### Your goal
Every record should be written out exactly, please.

* begin *

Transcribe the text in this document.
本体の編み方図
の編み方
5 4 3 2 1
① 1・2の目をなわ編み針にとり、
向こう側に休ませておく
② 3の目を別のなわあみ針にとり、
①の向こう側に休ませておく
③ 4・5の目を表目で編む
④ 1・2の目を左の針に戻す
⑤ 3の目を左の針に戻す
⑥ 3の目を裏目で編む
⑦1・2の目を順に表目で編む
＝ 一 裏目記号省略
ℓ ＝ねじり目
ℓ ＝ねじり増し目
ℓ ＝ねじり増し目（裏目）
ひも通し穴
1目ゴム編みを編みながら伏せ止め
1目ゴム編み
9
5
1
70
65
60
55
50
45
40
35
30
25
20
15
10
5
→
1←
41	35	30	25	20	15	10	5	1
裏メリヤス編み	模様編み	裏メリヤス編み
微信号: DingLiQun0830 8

* end *

### Response to the task
Transcribe the text in this document.
本体の編み方図
の編み方
5 4 3 2 1
① 1・2の目をなわ編み針にとり、
向こう側に休ませておく
② 3の目を別のなわあみ針にとり、
①の向こう側に休ませておく
③ 4・5の目を表目で編む
④ 1・2の目を左の針に戻す
⑤ 3の目を左の針に戻す
⑥ 3の目を裏目で編む
⑦1・2の目を順に表目で編む
＝ 一 裏目記号省略
ℓ ＝ねじり目
ℓ ＝ねじり増し目
ℓ ＝ねじり増し目（裏目）
ひも通し穴
1目ゴム編みを編みながら伏せ止め
1目ゴム編み
9
5
1
70
65
60
55
50
45
40
35
30
25
20
15
10
5
→
1←
41	35	30	25	20	15	10	5	1
裏メリヤス編み	模様編み	裏メリヤス編み
微信号: DingLiQun0830 8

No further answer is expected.